**Set problem**: Print all of the entries exactly, minus the pictures.
++++ Task input ++++
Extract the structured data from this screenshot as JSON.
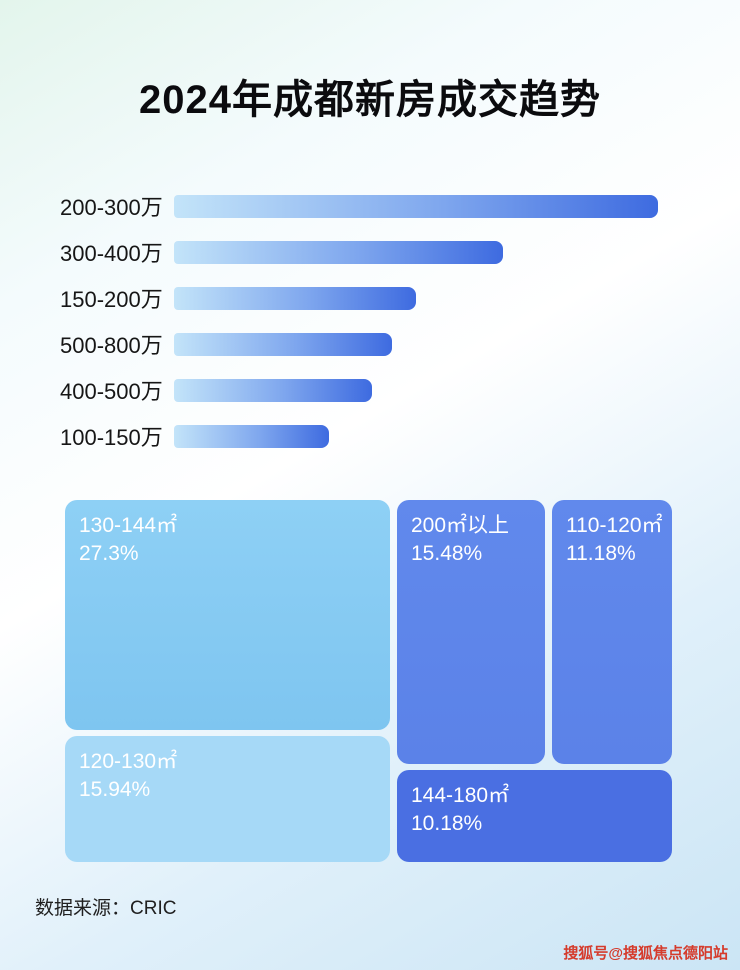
{
  "page": {
    "title": "2024年成都新房成交趋势",
    "source": "数据来源：CRIC",
    "watermark": "搜狐号@搜狐焦点德阳站"
  },
  "colors": {
    "bar_gradient_start": "#c3e4f9",
    "bar_gradient_end": "#3e6be0",
    "treemap_light_blue_1": "#86ccf3",
    "treemap_light_blue_2": "#a6d9f7",
    "treemap_mid_blue": "#5d85e9",
    "treemap_dark_blue": "#4a6fe2",
    "watermark_red": "#d53b2c"
  },
  "chart_data": [
    {
      "type": "bar",
      "orientation": "horizontal",
      "categories": [
        "200-300万",
        "300-400万",
        "150-200万",
        "500-800万",
        "400-500万",
        "100-150万"
      ],
      "values": [
        100,
        68,
        50,
        45,
        41,
        32
      ],
      "value_note": "relative bar lengths as % of longest bar; no numeric axis or data labels shown in image",
      "grid": false,
      "legend": false
    },
    {
      "type": "treemap",
      "items": [
        {
          "label": "130-144㎡",
          "value": 27.3,
          "percent_text": "27.3%"
        },
        {
          "label": "120-130㎡",
          "value": 15.94,
          "percent_text": "15.94%"
        },
        {
          "label": "200㎡以上",
          "value": 15.48,
          "percent_text": "15.48%"
        },
        {
          "label": "110-120㎡",
          "value": 11.18,
          "percent_text": "11.18%"
        },
        {
          "label": "144-180㎡",
          "value": 10.18,
          "percent_text": "10.18%"
        }
      ]
    }
  ]
}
++++
**Written answer**:
Extract the structured data from this screenshot as JSON.
{
  "page": {
    "title": "2024年成都新房成交趋势",
    "source": "数据来源：CRIC",
    "watermark": "搜狐号@搜狐焦点德阳站"
  },
  "colors": {
    "bar_gradient_start": "#c3e4f9",
    "bar_gradient_end": "#3e6be0",
    "treemap_light_blue_1": "#86ccf3",
    "treemap_light_blue_2": "#a6d9f7",
    "treemap_mid_blue": "#5d85e9",
    "treemap_dark_blue": "#4a6fe2",
    "watermark_red": "#d53b2c"
  },
  "chart_data": [
    {
      "type": "bar",
      "orientation": "horizontal",
      "categories": [
        "200-300万",
        "300-400万",
        "150-200万",
        "500-800万",
        "400-500万",
        "100-150万"
      ],
      "values": [
        100,
        68,
        50,
        45,
        41,
        32
      ],
      "value_note": "relative bar lengths as % of longest bar; no numeric axis or data labels shown in image",
      "grid": false,
      "legend": false
    },
    {
      "type": "treemap",
      "items": [
        {
          "label": "130-144㎡",
          "value": 27.3,
          "percent_text": "27.3%"
        },
        {
          "label": "120-130㎡",
          "value": 15.94,
          "percent_text": "15.94%"
        },
        {
          "label": "200㎡以上",
          "value": 15.48,
          "percent_text": "15.48%"
        },
        {
          "label": "110-120㎡",
          "value": 11.18,
          "percent_text": "11.18%"
        },
        {
          "label": "144-180㎡",
          "value": 10.18,
          "percent_text": "10.18%"
        }
      ]
    }
  ]
}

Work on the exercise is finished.